**** Dataset entries ****

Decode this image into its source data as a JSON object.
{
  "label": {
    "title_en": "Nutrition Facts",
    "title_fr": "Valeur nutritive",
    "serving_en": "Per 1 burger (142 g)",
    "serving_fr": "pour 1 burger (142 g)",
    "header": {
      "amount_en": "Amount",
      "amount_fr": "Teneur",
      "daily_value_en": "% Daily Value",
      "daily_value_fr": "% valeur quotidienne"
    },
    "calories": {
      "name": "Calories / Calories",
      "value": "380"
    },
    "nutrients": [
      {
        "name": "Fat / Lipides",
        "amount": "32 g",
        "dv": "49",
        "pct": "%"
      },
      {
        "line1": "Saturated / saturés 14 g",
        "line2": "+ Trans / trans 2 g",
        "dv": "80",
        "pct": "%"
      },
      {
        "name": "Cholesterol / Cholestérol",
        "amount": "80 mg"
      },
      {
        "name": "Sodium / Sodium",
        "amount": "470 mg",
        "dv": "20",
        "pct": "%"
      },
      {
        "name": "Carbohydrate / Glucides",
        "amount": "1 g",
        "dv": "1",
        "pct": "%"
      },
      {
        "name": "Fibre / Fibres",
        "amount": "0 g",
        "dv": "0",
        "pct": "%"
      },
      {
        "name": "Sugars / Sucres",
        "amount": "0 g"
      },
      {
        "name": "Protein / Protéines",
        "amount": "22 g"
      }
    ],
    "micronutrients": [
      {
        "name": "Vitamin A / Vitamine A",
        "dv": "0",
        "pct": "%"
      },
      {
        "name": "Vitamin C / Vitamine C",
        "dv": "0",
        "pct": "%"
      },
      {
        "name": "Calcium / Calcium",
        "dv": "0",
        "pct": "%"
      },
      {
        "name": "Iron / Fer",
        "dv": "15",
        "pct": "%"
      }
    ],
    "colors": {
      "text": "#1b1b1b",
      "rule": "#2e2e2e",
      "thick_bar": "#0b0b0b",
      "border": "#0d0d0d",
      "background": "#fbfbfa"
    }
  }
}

****

◆ **Instructions to follow**
Where in the entries does the word "Vitamin" occur? Copy out each line that has it.

◆ **Written solution**
        "name": "Vitamin A / Vitamine A",
        "name": "Vitamin C / Vitamine C",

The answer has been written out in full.